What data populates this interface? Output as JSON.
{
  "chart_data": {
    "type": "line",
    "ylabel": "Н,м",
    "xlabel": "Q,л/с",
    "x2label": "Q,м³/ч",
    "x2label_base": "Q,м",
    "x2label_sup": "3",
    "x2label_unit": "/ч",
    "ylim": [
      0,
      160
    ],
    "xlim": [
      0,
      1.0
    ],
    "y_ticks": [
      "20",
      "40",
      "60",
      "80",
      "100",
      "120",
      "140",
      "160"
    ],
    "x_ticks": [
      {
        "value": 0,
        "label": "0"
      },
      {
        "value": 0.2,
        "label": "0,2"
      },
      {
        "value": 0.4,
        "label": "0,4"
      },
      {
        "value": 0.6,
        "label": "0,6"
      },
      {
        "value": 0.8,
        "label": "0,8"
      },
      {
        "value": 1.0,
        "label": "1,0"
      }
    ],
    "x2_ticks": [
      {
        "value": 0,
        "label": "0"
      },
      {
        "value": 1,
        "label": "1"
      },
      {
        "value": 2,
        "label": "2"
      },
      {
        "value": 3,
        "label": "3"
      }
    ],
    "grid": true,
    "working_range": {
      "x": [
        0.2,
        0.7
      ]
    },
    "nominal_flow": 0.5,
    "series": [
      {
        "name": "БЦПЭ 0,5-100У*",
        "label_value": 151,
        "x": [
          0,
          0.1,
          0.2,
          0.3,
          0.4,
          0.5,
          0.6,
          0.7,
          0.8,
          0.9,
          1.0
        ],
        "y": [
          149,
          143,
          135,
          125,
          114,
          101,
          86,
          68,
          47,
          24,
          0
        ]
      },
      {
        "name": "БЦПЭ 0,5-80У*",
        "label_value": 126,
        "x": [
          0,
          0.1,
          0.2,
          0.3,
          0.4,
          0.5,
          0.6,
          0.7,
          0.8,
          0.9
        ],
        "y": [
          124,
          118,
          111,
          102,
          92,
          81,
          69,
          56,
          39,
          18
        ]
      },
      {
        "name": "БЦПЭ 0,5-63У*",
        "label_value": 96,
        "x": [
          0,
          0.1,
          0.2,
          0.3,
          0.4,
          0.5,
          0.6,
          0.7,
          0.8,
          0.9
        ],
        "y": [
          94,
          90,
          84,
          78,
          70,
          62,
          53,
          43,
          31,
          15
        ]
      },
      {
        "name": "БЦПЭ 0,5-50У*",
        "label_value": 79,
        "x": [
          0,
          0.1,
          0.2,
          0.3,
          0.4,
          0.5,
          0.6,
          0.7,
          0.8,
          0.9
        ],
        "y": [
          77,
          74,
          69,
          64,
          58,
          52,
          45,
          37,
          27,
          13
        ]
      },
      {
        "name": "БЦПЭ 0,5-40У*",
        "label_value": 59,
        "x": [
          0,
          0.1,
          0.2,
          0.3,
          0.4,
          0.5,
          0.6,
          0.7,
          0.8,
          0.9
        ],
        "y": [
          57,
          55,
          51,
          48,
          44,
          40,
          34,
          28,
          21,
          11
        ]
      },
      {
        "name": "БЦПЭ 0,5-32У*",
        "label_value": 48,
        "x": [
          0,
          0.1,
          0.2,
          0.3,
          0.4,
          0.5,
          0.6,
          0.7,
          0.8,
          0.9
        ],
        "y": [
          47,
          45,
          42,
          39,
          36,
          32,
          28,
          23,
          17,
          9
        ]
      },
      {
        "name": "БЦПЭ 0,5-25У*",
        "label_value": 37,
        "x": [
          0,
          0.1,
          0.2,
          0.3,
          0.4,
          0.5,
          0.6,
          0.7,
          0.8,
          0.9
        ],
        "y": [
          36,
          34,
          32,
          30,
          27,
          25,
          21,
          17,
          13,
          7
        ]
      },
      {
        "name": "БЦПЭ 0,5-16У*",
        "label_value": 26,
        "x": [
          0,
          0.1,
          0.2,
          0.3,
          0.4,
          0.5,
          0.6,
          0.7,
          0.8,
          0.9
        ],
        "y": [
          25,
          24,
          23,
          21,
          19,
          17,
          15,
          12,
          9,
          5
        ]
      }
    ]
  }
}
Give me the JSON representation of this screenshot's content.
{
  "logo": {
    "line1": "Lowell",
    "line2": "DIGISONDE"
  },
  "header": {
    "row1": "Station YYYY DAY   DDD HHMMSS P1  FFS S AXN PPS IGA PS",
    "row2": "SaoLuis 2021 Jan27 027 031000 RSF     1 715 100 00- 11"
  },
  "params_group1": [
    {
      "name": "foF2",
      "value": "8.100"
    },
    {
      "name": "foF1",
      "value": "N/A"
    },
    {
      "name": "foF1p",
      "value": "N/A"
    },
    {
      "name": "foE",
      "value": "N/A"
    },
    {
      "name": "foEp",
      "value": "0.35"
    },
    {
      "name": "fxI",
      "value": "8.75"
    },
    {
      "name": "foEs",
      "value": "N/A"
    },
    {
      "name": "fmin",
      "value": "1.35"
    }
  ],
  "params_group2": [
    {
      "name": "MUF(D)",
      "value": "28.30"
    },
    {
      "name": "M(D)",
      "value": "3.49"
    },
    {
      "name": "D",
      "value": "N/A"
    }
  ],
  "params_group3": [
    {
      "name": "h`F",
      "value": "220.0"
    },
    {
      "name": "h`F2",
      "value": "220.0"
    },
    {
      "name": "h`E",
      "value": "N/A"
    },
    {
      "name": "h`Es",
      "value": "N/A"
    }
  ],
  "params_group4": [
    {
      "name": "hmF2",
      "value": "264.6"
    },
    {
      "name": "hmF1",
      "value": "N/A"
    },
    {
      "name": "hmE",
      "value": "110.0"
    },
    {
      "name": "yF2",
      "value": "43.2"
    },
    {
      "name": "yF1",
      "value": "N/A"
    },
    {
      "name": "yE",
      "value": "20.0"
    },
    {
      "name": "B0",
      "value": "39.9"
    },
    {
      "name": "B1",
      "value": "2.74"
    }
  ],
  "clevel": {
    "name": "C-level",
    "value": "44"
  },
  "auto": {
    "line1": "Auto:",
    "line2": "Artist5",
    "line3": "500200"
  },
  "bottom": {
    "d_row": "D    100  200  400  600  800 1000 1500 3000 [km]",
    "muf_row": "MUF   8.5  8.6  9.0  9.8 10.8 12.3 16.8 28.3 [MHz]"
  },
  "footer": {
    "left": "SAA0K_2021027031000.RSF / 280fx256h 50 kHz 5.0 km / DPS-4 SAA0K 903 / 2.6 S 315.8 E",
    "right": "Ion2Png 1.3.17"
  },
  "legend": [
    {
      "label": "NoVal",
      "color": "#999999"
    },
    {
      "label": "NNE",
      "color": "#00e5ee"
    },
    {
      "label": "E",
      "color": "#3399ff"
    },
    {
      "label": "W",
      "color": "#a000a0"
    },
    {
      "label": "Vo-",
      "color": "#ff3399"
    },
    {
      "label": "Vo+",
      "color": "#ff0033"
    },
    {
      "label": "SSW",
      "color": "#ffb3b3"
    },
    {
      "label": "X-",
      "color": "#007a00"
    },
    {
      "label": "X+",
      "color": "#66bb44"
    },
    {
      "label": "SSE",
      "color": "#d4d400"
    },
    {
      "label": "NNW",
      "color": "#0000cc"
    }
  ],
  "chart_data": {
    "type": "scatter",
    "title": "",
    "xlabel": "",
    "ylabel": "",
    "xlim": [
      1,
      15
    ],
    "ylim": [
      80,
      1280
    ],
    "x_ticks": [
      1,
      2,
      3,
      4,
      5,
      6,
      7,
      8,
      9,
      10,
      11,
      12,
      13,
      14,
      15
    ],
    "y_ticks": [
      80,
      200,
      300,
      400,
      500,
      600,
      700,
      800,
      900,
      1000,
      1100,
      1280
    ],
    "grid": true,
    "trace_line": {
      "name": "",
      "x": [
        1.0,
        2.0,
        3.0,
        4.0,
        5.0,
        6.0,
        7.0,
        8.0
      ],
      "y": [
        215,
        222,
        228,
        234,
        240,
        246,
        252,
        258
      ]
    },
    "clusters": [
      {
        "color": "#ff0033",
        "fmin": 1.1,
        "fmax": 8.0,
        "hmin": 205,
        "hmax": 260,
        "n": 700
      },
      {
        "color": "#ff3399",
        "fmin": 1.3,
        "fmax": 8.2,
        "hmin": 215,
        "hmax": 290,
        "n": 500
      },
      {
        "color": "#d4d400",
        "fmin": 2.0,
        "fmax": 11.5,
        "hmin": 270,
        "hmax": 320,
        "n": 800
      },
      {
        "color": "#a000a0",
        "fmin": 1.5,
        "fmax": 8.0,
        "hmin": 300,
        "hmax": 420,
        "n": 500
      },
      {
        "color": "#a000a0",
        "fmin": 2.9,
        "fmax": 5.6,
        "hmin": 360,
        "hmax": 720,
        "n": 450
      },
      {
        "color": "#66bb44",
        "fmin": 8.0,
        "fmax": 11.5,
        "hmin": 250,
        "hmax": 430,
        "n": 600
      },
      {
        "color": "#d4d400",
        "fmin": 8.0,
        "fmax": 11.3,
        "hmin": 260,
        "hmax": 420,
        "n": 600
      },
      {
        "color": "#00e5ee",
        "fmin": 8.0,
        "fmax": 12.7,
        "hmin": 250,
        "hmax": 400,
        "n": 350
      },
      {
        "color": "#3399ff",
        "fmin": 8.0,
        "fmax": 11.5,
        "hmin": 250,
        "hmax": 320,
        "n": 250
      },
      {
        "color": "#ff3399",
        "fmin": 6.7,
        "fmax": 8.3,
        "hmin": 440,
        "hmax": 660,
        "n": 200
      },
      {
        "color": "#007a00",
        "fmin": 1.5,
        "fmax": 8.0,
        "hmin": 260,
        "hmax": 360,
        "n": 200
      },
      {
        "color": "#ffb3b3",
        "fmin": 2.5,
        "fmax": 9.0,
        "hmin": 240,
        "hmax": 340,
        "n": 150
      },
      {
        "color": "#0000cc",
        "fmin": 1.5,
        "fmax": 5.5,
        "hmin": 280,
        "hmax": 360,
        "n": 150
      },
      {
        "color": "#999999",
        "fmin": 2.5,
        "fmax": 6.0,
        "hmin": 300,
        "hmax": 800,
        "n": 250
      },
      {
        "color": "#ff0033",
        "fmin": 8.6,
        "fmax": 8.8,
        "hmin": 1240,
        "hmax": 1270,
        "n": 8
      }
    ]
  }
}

┄┄┄┄┄┄

WORK REQUIRED:
Look through the entries above and report each line where the string "JSON" occurs.

COMPLETE ANSWER:
What data populates this interface? Output as JSON.
Give me the JSON representation of this screenshot's content.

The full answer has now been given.